Material for this exercise:
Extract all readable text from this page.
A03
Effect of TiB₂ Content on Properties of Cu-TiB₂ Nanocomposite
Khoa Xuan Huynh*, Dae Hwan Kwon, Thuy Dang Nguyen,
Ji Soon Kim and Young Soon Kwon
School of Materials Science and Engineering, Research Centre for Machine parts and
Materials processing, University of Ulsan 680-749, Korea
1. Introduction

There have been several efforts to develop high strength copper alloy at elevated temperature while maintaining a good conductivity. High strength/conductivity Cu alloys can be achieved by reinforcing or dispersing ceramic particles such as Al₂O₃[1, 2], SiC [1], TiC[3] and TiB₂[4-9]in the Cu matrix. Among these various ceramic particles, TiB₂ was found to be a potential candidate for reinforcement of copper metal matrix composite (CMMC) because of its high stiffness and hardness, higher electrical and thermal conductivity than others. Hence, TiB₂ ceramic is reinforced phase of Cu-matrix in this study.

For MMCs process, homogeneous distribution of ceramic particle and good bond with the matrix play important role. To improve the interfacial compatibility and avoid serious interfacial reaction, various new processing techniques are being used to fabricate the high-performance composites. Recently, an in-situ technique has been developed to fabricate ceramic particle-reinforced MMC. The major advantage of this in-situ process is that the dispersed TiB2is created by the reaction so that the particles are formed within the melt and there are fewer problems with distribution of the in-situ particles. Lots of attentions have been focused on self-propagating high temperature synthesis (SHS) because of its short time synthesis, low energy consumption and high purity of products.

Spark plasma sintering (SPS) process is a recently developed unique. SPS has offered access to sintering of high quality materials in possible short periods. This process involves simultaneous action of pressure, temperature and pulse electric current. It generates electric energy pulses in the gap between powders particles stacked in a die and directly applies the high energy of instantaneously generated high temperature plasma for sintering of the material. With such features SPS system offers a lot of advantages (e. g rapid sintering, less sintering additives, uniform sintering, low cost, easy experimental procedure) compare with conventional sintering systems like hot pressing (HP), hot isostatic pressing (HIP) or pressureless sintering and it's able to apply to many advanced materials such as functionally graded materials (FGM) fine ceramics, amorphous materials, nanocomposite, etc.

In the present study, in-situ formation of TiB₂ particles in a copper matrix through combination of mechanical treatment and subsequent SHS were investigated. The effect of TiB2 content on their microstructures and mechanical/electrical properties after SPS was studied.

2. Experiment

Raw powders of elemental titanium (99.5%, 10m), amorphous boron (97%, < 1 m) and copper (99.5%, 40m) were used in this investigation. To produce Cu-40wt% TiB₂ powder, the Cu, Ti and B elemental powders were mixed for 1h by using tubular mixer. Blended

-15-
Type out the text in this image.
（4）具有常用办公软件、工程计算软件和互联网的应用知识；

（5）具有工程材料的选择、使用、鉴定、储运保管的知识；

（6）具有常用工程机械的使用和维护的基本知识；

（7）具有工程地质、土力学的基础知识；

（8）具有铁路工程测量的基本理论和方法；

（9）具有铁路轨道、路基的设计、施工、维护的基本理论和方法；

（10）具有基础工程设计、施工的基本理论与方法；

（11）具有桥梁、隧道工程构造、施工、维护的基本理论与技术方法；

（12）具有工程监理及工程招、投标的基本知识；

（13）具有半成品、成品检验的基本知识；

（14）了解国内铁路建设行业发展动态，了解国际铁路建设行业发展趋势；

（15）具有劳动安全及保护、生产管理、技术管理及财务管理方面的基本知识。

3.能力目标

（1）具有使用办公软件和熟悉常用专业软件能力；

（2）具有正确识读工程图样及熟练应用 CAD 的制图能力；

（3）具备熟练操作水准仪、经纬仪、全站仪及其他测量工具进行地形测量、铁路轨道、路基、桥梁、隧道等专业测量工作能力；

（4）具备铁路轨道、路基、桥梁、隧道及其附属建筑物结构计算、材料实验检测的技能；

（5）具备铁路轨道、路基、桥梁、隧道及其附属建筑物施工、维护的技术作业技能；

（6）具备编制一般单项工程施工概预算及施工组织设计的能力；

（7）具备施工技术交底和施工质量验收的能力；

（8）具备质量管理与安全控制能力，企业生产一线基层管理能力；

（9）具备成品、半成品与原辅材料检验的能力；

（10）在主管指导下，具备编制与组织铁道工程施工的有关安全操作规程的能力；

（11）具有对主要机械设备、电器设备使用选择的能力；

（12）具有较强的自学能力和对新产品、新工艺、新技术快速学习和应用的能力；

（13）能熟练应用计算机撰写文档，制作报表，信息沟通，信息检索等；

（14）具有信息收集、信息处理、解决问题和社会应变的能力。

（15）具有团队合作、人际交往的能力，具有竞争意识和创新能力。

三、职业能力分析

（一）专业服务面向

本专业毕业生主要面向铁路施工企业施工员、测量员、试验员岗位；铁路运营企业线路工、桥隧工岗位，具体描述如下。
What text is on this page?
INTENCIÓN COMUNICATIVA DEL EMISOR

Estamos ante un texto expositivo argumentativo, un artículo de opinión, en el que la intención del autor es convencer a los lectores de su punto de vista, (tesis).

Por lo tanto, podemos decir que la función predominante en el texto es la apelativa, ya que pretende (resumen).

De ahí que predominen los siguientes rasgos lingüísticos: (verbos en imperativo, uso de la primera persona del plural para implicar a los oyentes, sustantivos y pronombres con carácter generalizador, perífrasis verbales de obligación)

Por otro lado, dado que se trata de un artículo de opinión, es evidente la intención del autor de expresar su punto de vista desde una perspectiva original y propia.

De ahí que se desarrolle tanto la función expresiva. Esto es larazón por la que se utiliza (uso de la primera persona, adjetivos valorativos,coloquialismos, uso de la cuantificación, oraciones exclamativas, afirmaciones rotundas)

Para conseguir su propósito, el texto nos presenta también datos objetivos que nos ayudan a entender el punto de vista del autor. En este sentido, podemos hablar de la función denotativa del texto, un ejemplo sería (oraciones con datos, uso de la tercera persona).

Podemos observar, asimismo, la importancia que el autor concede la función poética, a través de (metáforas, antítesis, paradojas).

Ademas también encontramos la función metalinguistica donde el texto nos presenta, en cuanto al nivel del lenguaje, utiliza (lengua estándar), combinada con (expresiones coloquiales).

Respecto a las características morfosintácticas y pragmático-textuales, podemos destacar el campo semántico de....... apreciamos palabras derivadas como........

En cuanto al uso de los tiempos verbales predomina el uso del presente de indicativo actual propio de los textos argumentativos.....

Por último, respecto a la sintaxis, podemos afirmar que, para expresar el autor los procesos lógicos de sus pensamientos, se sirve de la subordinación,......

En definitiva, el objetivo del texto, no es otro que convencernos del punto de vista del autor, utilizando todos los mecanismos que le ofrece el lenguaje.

Requirement: Go through the material above and count the lines that include "punto". Give the number alone.

Exercise result: 4